▶ WHAT TO WORK ON
Copy each line of the data below with the word "viewers".

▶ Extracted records
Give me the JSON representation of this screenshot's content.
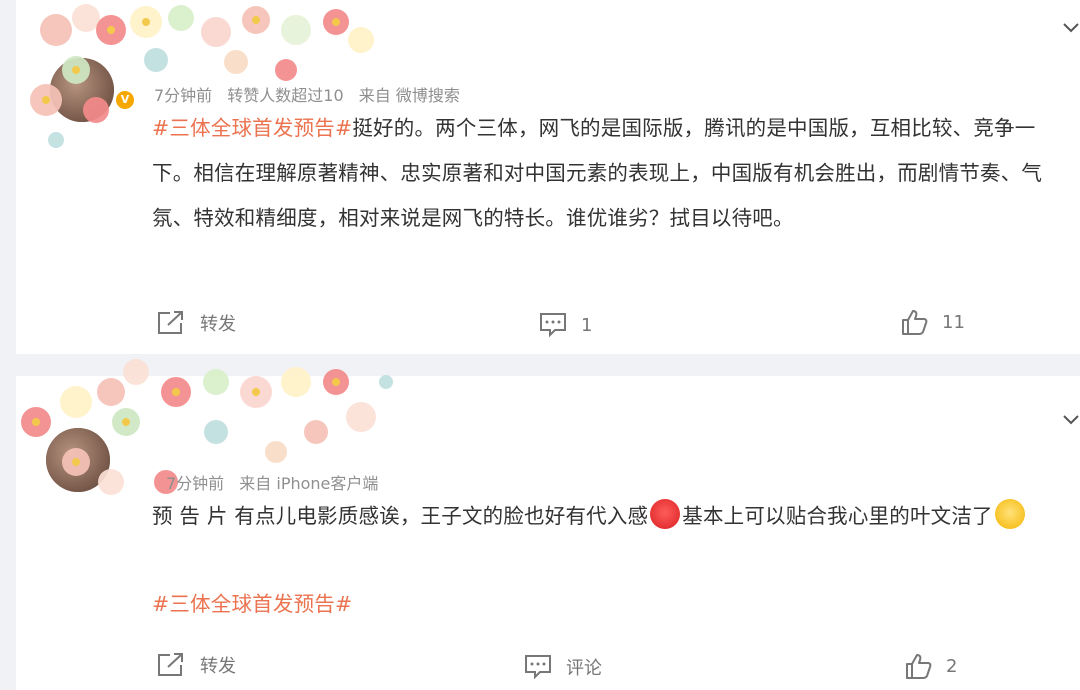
{
  "posts": [
    {
      "username": "",
      "time": "7分钟前",
      "reposts_note": "转赞人数超过10",
      "source": "来自 微博搜索",
      "topic": "#三体全球首发预告#",
      "text": "挺好的。两个三体，网飞的是国际版，腾讯的是中国版，互相比较、竞争一下。相信在理解原著精神、忠实原著和对中国元素的表现上，中国版有机会胜出，而剧情节奏、气氛、特效和精细度，相对来说是网飞的特长。谁优谁劣？拭目以待吧。",
      "actions": {
        "repost": "转发",
        "comment": "1",
        "like": "11"
      }
    },
    {
      "username": "",
      "time": "7分钟前",
      "source": "来自 iPhone客户端",
      "text_a": "预 告 片 有点儿电影质感诶，王子文的脸也好有代入感",
      "text_b": "基本上可以贴合我心里的叶文洁了",
      "topic": "#三体全球首发预告#",
      "actions": {
        "repost": "转发",
        "comment": "评论",
        "like": "2"
      }
    }
  ],
  "icons": {
    "emoji_1": "heart-eyes-emoji",
    "emoji_2": "smile-emoji",
    "verified": "verified-badge"
  },
  "colors": {
    "topic": "#eb7350",
    "meta": "#8f8f8f",
    "text": "#333333"
  }
}
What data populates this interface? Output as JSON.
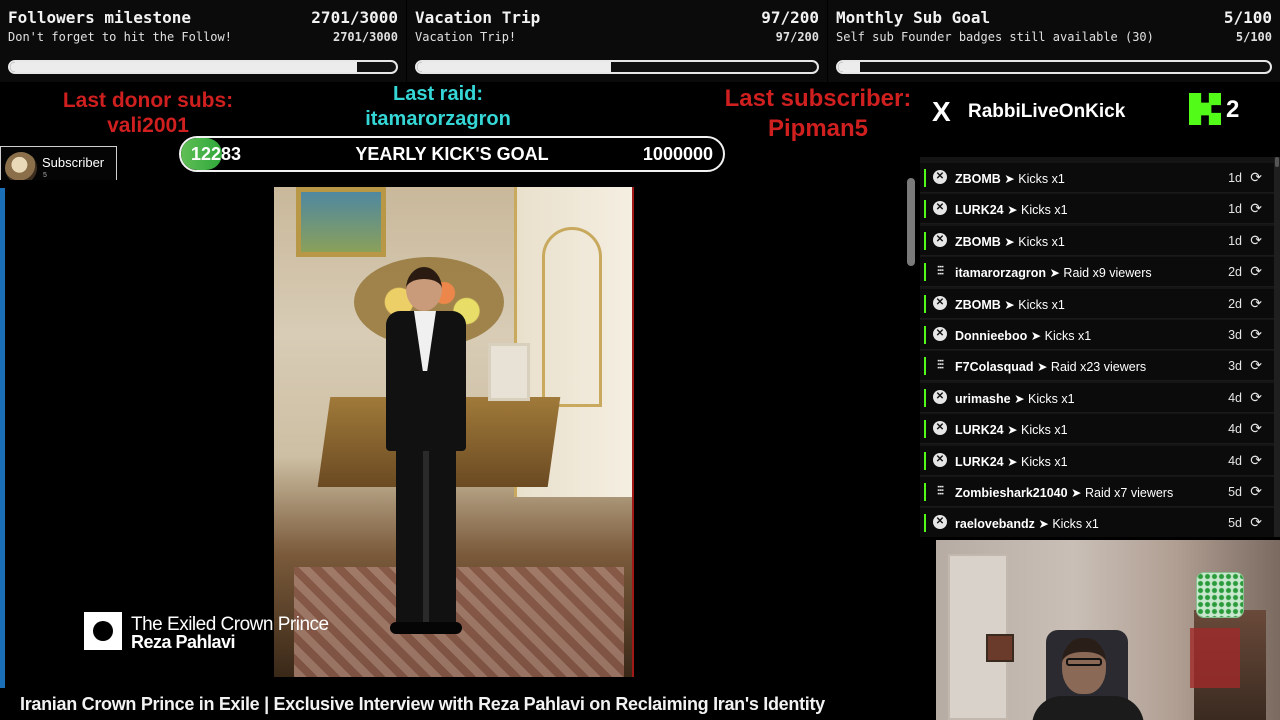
{
  "goals": [
    {
      "title": "Followers milestone",
      "count": "2701/3000",
      "subtitle": "Don't forget to hit the Follow!",
      "subcount": "2701/3000",
      "progress": 0.9
    },
    {
      "title": "Vacation Trip",
      "count": "97/200",
      "subtitle": "Vacation Trip!",
      "subcount": "97/200",
      "progress": 0.485
    },
    {
      "title": "Monthly Sub Goal",
      "count": "5/100",
      "subtitle": "Self sub Founder badges still available (30)",
      "subcount": "5/100",
      "progress": 0.05
    }
  ],
  "last_donor": {
    "label": "Last donor subs:",
    "name": "vali2001"
  },
  "last_raid": {
    "label": "Last raid:",
    "name": "itamarorzagron"
  },
  "last_subscriber": {
    "label": "Last subscriber:",
    "name": "Pipman5"
  },
  "yearly_goal": {
    "current": "12283",
    "title": "YEARLY KICK'S GOAL",
    "target": "1000000",
    "progress": 0.012283
  },
  "subscriber_badge": {
    "label": "Subscriber",
    "count": "5"
  },
  "video": {
    "caption_line1": "The Exiled Crown Prince",
    "caption_line2": "Reza Pahlavi",
    "title": "Iranian Crown Prince in Exile | Exclusive Interview with Reza Pahlavi on Reclaiming Iran's Identity"
  },
  "channel": {
    "x_icon": "X",
    "name": "RabbiLiveOnKick",
    "kick_count": "2"
  },
  "events": [
    {
      "user": "ZBOMB",
      "action": "Kicks x1",
      "age": "1d",
      "type": "kick"
    },
    {
      "user": "LURK24",
      "action": "Kicks x1",
      "age": "1d",
      "type": "kick"
    },
    {
      "user": "ZBOMB",
      "action": "Kicks x1",
      "age": "1d",
      "type": "kick"
    },
    {
      "user": "itamarorzagron",
      "action": "Raid x9 viewers",
      "age": "2d",
      "type": "raid"
    },
    {
      "user": "ZBOMB",
      "action": "Kicks x1",
      "age": "2d",
      "type": "kick"
    },
    {
      "user": "Donnieeboo",
      "action": "Kicks x1",
      "age": "3d",
      "type": "kick"
    },
    {
      "user": "F7Colasquad",
      "action": "Raid x23 viewers",
      "age": "3d",
      "type": "raid"
    },
    {
      "user": "urimashe",
      "action": "Kicks x1",
      "age": "4d",
      "type": "kick"
    },
    {
      "user": "LURK24",
      "action": "Kicks x1",
      "age": "4d",
      "type": "kick"
    },
    {
      "user": "LURK24",
      "action": "Kicks x1",
      "age": "4d",
      "type": "kick"
    },
    {
      "user": "Zombieshark21040",
      "action": "Raid x7 viewers",
      "age": "5d",
      "type": "raid"
    },
    {
      "user": "raelovebandz",
      "action": "Kicks x1",
      "age": "5d",
      "type": "kick"
    }
  ],
  "colors": {
    "accent_green": "#53fc18",
    "red_text": "#cf1f1f",
    "cyan_text": "#35d6d6",
    "video_edge": "#1b6fb7"
  }
}
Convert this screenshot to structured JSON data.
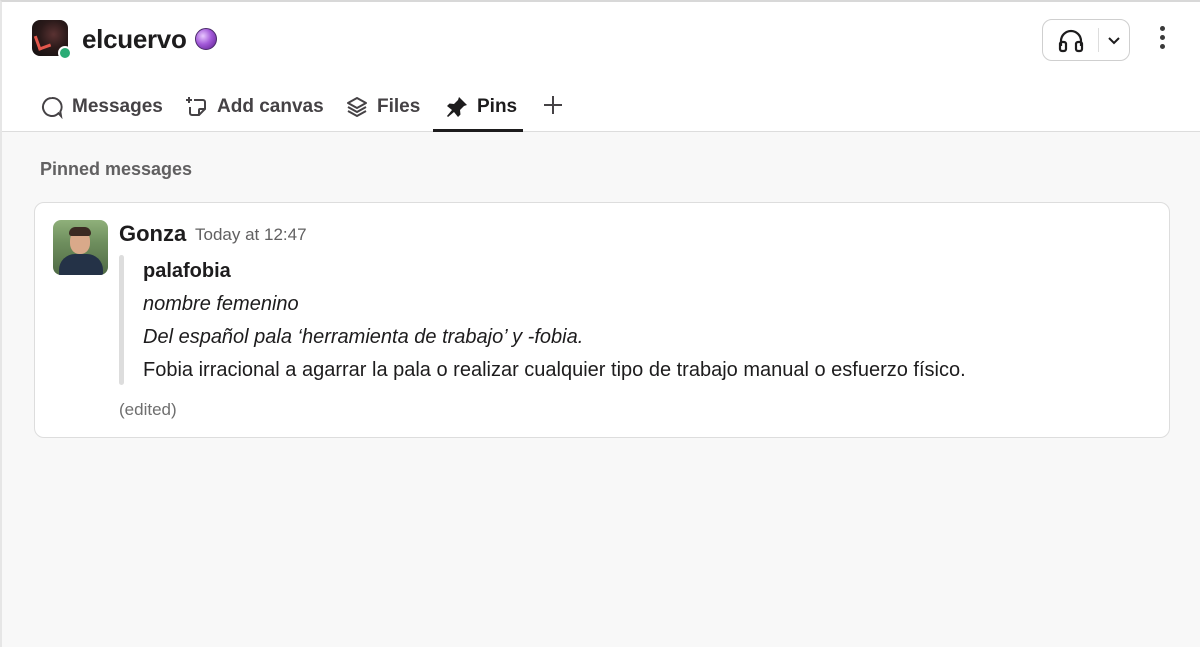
{
  "channel": {
    "name": "elcuervo",
    "emoji": "crystal-ball",
    "presence": "active"
  },
  "header": {
    "huddle_icon": "headphones-icon",
    "menu_icon": "more-vertical-icon"
  },
  "tabs": [
    {
      "label": "Messages",
      "icon": "message-bubble-icon",
      "active": false
    },
    {
      "label": "Add canvas",
      "icon": "canvas-add-icon",
      "active": false
    },
    {
      "label": "Files",
      "icon": "files-layers-icon",
      "active": false
    },
    {
      "label": "Pins",
      "icon": "pin-icon",
      "active": true
    }
  ],
  "section": {
    "title": "Pinned messages"
  },
  "pinned_message": {
    "author": "Gonza",
    "timestamp": "Today at 12:47",
    "lines": [
      "palafobia",
      "nombre femenino",
      "Del español pala ‘herramienta de trabajo’ y -fobia.",
      "Fobia irracional a agarrar la pala o realizar cualquier tipo de trabajo manual o esfuerzo físico."
    ],
    "edited_label": "(edited)"
  },
  "colors": {
    "presence_green": "#2bac76",
    "text_primary": "#1d1c1d",
    "text_secondary": "#616061",
    "quote_bar": "#dddddd",
    "background": "#f8f8f8"
  }
}
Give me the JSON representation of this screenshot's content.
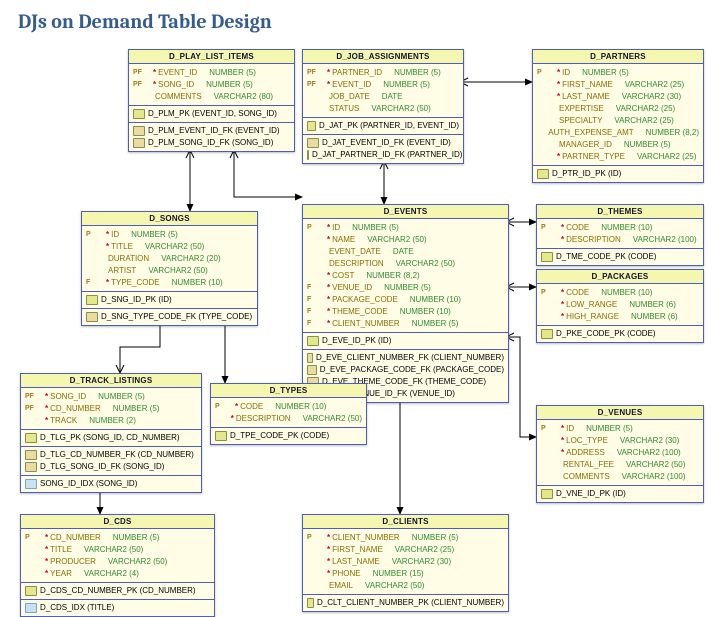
{
  "title": "DJs on Demand Table Design",
  "entities": {
    "d_play_list_items": {
      "name": "D_PLAY_LIST_ITEMS",
      "cols": [
        {
          "keys": "PF",
          "req": true,
          "name": "EVENT_ID",
          "type": "NUMBER (5)"
        },
        {
          "keys": "PF",
          "req": true,
          "name": "SONG_ID",
          "type": "NUMBER (5)"
        },
        {
          "keys": "",
          "req": false,
          "name": "COMMENTS",
          "type": "VARCHAR2 (80)"
        }
      ],
      "idx": [
        {
          "t": "pk",
          "txt": "D_PLM_PK (EVENT_ID, SONG_ID)"
        },
        {
          "t": "fk",
          "txt": "D_PLM_EVENT_ID_FK (EVENT_ID)"
        },
        {
          "t": "fk",
          "txt": "D_PLM_SONG_ID_FK (SONG_ID)"
        }
      ]
    },
    "d_job_assignments": {
      "name": "D_JOB_ASSIGNMENTS",
      "cols": [
        {
          "keys": "PF",
          "req": true,
          "name": "PARTNER_ID",
          "type": "NUMBER (5)"
        },
        {
          "keys": "PF",
          "req": true,
          "name": "EVENT_ID",
          "type": "NUMBER (5)"
        },
        {
          "keys": "",
          "req": false,
          "name": "JOB_DATE",
          "type": "DATE"
        },
        {
          "keys": "",
          "req": false,
          "name": "STATUS",
          "type": "VARCHAR2 (50)"
        }
      ],
      "idx": [
        {
          "t": "pk",
          "txt": "D_JAT_PK (PARTNER_ID, EVENT_ID)"
        },
        {
          "t": "fk",
          "txt": "D_JAT_EVENT_ID_FK (EVENT_ID)"
        },
        {
          "t": "fk",
          "txt": "D_JAT_PARTNER_ID_FK (PARTNER_ID)"
        }
      ]
    },
    "d_partners": {
      "name": "D_PARTNERS",
      "cols": [
        {
          "keys": "P",
          "req": true,
          "name": "ID",
          "type": "NUMBER (5)"
        },
        {
          "keys": "",
          "req": true,
          "name": "FIRST_NAME",
          "type": "VARCHAR2 (25)"
        },
        {
          "keys": "",
          "req": true,
          "name": "LAST_NAME",
          "type": "VARCHAR2 (30)"
        },
        {
          "keys": "",
          "req": false,
          "name": "EXPERTISE",
          "type": "VARCHAR2 (25)"
        },
        {
          "keys": "",
          "req": false,
          "name": "SPECIALTY",
          "type": "VARCHAR2 (25)"
        },
        {
          "keys": "",
          "req": false,
          "name": "AUTH_EXPENSE_AMT",
          "type": "NUMBER (8,2)"
        },
        {
          "keys": "",
          "req": false,
          "name": "MANAGER_ID",
          "type": "NUMBER (5)"
        },
        {
          "keys": "",
          "req": true,
          "name": "PARTNER_TYPE",
          "type": "VARCHAR2 (25)"
        }
      ],
      "idx": [
        {
          "t": "pk",
          "txt": "D_PTR_ID_PK (ID)"
        }
      ]
    },
    "d_songs": {
      "name": "D_SONGS",
      "cols": [
        {
          "keys": "P",
          "req": true,
          "name": "ID",
          "type": "NUMBER (5)"
        },
        {
          "keys": "",
          "req": true,
          "name": "TITLE",
          "type": "VARCHAR2 (50)"
        },
        {
          "keys": "",
          "req": false,
          "name": "DURATION",
          "type": "VARCHAR2 (20)"
        },
        {
          "keys": "",
          "req": false,
          "name": "ARTIST",
          "type": "VARCHAR2 (50)"
        },
        {
          "keys": "F",
          "req": true,
          "name": "TYPE_CODE",
          "type": "NUMBER (10)"
        }
      ],
      "idx": [
        {
          "t": "pk",
          "txt": "D_SNG_ID_PK (ID)"
        },
        {
          "t": "fk",
          "txt": "D_SNG_TYPE_CODE_FK (TYPE_CODE)"
        }
      ]
    },
    "d_events": {
      "name": "D_EVENTS",
      "cols": [
        {
          "keys": "P",
          "req": true,
          "name": "ID",
          "type": "NUMBER (5)"
        },
        {
          "keys": "",
          "req": true,
          "name": "NAME",
          "type": "VARCHAR2 (50)"
        },
        {
          "keys": "",
          "req": false,
          "name": "EVENT_DATE",
          "type": "DATE"
        },
        {
          "keys": "",
          "req": false,
          "name": "DESCRIPTION",
          "type": "VARCHAR2 (50)"
        },
        {
          "keys": "",
          "req": true,
          "name": "COST",
          "type": "NUMBER (8,2)"
        },
        {
          "keys": "F",
          "req": true,
          "name": "VENUE_ID",
          "type": "NUMBER (5)"
        },
        {
          "keys": "F",
          "req": true,
          "name": "PACKAGE_CODE",
          "type": "NUMBER (10)"
        },
        {
          "keys": "F",
          "req": true,
          "name": "THEME_CODE",
          "type": "NUMBER (10)"
        },
        {
          "keys": "F",
          "req": true,
          "name": "CLIENT_NUMBER",
          "type": "NUMBER (5)"
        }
      ],
      "idx": [
        {
          "t": "pk",
          "txt": "D_EVE_ID_PK (ID)"
        },
        {
          "t": "fk",
          "txt": "D_EVE_CLIENT_NUMBER_FK (CLIENT_NUMBER)"
        },
        {
          "t": "fk",
          "txt": "D_EVE_PACKAGE_CODE_FK (PACKAGE_CODE)"
        },
        {
          "t": "fk",
          "txt": "D_EVE_THEME_CODE_FK (THEME_CODE)"
        },
        {
          "t": "fk",
          "txt": "D_EVE_VENUE_ID_FK (VENUE_ID)"
        }
      ]
    },
    "d_themes": {
      "name": "D_THEMES",
      "cols": [
        {
          "keys": "P",
          "req": true,
          "name": "CODE",
          "type": "NUMBER (10)"
        },
        {
          "keys": "",
          "req": true,
          "name": "DESCRIPTION",
          "type": "VARCHAR2 (100)"
        }
      ],
      "idx": [
        {
          "t": "pk",
          "txt": "D_TME_CODE_PK (CODE)"
        }
      ]
    },
    "d_packages": {
      "name": "D_PACKAGES",
      "cols": [
        {
          "keys": "P",
          "req": true,
          "name": "CODE",
          "type": "NUMBER (10)"
        },
        {
          "keys": "",
          "req": true,
          "name": "LOW_RANGE",
          "type": "NUMBER (6)"
        },
        {
          "keys": "",
          "req": true,
          "name": "HIGH_RANGE",
          "type": "NUMBER (6)"
        }
      ],
      "idx": [
        {
          "t": "pk",
          "txt": "D_PKE_CODE_PK (CODE)"
        }
      ]
    },
    "d_track_listings": {
      "name": "D_TRACK_LISTINGS",
      "cols": [
        {
          "keys": "PF",
          "req": true,
          "name": "SONG_ID",
          "type": "NUMBER (5)"
        },
        {
          "keys": "PF",
          "req": true,
          "name": "CD_NUMBER",
          "type": "NUMBER (5)"
        },
        {
          "keys": "",
          "req": true,
          "name": "TRACK",
          "type": "NUMBER (2)"
        }
      ],
      "idx": [
        {
          "t": "pk",
          "txt": "D_TLG_PK (SONG_ID, CD_NUMBER)"
        },
        {
          "t": "fk",
          "txt": "D_TLG_CD_NUMBER_FK (CD_NUMBER)"
        },
        {
          "t": "fk",
          "txt": "D_TLG_SONG_ID_FK (SONG_ID)"
        },
        {
          "t": "idx",
          "txt": "SONG_ID_IDX (SONG_ID)"
        }
      ]
    },
    "d_types": {
      "name": "D_TYPES",
      "cols": [
        {
          "keys": "P",
          "req": true,
          "name": "CODE",
          "type": "NUMBER (10)"
        },
        {
          "keys": "",
          "req": true,
          "name": "DESCRIPTION",
          "type": "VARCHAR2 (50)"
        }
      ],
      "idx": [
        {
          "t": "pk",
          "txt": "D_TPE_CODE_PK (CODE)"
        }
      ]
    },
    "d_venues": {
      "name": "D_VENUES",
      "cols": [
        {
          "keys": "P",
          "req": true,
          "name": "ID",
          "type": "NUMBER (5)"
        },
        {
          "keys": "",
          "req": true,
          "name": "LOC_TYPE",
          "type": "VARCHAR2 (30)"
        },
        {
          "keys": "",
          "req": true,
          "name": "ADDRESS",
          "type": "VARCHAR2 (100)"
        },
        {
          "keys": "",
          "req": false,
          "name": "RENTAL_FEE",
          "type": "VARCHAR2 (50)"
        },
        {
          "keys": "",
          "req": false,
          "name": "COMMENTS",
          "type": "VARCHAR2 (100)"
        }
      ],
      "idx": [
        {
          "t": "pk",
          "txt": "D_VNE_ID_PK (ID)"
        }
      ]
    },
    "d_cds": {
      "name": "D_CDS",
      "cols": [
        {
          "keys": "P",
          "req": true,
          "name": "CD_NUMBER",
          "type": "NUMBER (5)"
        },
        {
          "keys": "",
          "req": true,
          "name": "TITLE",
          "type": "VARCHAR2 (50)"
        },
        {
          "keys": "",
          "req": true,
          "name": "PRODUCER",
          "type": "VARCHAR2 (50)"
        },
        {
          "keys": "",
          "req": true,
          "name": "YEAR",
          "type": "VARCHAR2 (4)"
        }
      ],
      "idx": [
        {
          "t": "pk",
          "txt": "D_CDS_CD_NUMBER_PK (CD_NUMBER)"
        },
        {
          "t": "idx",
          "txt": "D_CDS_IDX (TITLE)"
        }
      ]
    },
    "d_clients": {
      "name": "D_CLIENTS",
      "cols": [
        {
          "keys": "P",
          "req": true,
          "name": "CLIENT_NUMBER",
          "type": "NUMBER (5)"
        },
        {
          "keys": "",
          "req": true,
          "name": "FIRST_NAME",
          "type": "VARCHAR2 (25)"
        },
        {
          "keys": "",
          "req": true,
          "name": "LAST_NAME",
          "type": "VARCHAR2 (30)"
        },
        {
          "keys": "",
          "req": true,
          "name": "PHONE",
          "type": "NUMBER (15)"
        },
        {
          "keys": "",
          "req": false,
          "name": "EMAIL",
          "type": "VARCHAR2 (50)"
        }
      ],
      "idx": [
        {
          "t": "pk",
          "txt": "D_CLT_CLIENT_NUMBER_PK (CLIENT_NUMBER)"
        }
      ]
    }
  },
  "relations": [
    {
      "from": "d_play_list_items",
      "to": "d_events"
    },
    {
      "from": "d_play_list_items",
      "to": "d_songs"
    },
    {
      "from": "d_job_assignments",
      "to": "d_events"
    },
    {
      "from": "d_job_assignments",
      "to": "d_partners"
    },
    {
      "from": "d_songs",
      "to": "d_types"
    },
    {
      "from": "d_events",
      "to": "d_themes"
    },
    {
      "from": "d_events",
      "to": "d_packages"
    },
    {
      "from": "d_events",
      "to": "d_venues"
    },
    {
      "from": "d_events",
      "to": "d_clients"
    },
    {
      "from": "d_track_listings",
      "to": "d_songs"
    },
    {
      "from": "d_track_listings",
      "to": "d_cds"
    }
  ]
}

▶ EXPECTED OUTPUT
      "action": "Raid x9 viewers",
      "action": "Raid x23 viewers",
      "action": "Raid x7 viewers",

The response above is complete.